--- start of The data ---

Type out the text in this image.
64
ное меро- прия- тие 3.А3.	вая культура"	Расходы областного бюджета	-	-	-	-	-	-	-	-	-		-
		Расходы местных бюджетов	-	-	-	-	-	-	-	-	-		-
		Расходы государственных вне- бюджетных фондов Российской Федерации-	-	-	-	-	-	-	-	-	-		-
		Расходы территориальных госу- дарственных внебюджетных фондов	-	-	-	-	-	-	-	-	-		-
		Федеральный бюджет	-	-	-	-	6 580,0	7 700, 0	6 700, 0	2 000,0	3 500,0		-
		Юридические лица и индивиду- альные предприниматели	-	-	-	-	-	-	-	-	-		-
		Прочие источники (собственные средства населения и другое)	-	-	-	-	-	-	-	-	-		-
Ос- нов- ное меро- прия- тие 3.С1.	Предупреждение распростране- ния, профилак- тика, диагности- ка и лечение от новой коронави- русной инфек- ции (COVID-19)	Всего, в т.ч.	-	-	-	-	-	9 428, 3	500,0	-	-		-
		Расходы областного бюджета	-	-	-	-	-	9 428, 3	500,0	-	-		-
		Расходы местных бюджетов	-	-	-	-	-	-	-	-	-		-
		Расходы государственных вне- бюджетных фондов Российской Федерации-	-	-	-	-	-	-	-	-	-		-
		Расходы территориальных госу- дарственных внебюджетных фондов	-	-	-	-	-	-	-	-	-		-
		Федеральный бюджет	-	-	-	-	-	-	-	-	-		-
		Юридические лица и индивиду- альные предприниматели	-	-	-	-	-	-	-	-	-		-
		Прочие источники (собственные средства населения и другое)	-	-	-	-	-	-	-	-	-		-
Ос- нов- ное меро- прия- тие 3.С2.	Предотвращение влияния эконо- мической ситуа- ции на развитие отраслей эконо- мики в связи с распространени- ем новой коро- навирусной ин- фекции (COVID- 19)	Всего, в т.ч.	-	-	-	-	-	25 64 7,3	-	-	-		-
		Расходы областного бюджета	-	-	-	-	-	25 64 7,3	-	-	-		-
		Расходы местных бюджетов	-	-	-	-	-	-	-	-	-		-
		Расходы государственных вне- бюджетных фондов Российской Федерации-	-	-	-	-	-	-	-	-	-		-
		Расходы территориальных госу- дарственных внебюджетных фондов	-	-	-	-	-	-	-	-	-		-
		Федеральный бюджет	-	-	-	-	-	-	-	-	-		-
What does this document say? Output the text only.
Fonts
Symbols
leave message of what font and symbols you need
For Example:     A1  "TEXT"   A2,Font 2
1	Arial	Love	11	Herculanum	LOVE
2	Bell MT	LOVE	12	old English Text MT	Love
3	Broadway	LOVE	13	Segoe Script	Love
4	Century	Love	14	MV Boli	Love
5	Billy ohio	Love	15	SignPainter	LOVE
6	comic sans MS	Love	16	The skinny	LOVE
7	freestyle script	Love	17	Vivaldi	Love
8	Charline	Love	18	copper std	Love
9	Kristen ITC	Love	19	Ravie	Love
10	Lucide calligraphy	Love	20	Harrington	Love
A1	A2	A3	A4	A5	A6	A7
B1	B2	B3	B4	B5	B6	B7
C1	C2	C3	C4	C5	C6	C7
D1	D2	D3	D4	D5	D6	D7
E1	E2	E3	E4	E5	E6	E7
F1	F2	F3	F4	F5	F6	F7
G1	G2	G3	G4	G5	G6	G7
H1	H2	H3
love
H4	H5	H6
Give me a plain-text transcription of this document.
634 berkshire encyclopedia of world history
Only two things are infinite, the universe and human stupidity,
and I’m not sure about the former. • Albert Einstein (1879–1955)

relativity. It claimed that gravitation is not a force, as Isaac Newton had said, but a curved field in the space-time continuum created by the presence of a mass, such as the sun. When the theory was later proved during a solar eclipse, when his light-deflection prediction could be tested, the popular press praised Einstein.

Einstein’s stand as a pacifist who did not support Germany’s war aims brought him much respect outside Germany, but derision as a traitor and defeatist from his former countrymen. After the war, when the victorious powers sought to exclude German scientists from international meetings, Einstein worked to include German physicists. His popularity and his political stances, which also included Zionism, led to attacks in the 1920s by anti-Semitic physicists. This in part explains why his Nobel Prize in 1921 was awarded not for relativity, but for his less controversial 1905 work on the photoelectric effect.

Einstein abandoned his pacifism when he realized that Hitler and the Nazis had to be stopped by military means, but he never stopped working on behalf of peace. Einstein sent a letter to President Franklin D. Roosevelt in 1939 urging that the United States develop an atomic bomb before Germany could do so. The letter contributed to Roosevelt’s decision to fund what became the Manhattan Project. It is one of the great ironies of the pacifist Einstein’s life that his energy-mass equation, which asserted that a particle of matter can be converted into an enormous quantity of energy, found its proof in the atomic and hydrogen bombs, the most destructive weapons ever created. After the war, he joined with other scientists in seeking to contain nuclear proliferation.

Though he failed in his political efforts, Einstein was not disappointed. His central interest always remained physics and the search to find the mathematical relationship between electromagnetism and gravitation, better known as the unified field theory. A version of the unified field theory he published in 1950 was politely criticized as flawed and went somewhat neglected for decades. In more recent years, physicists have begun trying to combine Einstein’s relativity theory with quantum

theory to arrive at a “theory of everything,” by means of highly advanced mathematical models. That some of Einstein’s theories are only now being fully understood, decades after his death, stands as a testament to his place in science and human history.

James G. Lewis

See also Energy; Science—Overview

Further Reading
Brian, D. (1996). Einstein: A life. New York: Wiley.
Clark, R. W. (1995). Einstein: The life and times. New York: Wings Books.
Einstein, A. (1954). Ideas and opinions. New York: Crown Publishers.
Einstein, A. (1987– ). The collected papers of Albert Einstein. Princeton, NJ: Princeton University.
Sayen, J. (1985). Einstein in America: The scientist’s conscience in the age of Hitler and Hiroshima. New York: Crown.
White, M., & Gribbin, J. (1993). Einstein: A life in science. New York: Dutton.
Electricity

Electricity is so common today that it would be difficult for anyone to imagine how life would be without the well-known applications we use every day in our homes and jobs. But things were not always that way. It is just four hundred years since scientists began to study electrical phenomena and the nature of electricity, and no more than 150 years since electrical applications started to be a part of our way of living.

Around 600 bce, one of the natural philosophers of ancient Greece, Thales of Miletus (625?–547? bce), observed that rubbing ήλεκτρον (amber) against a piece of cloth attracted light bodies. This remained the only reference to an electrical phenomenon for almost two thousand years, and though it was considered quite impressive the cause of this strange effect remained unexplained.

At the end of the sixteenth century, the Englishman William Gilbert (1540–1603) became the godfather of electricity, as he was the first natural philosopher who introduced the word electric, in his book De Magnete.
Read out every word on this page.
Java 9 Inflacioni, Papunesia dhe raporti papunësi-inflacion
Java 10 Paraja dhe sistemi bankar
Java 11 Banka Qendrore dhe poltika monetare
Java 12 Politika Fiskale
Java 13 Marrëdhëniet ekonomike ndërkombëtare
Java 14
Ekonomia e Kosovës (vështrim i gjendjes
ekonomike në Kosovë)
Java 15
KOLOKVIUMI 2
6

--- end of The data ---

_What to do_
Return the number of lines that include the word "also", and nothing else.

_Solution for this exercise_
2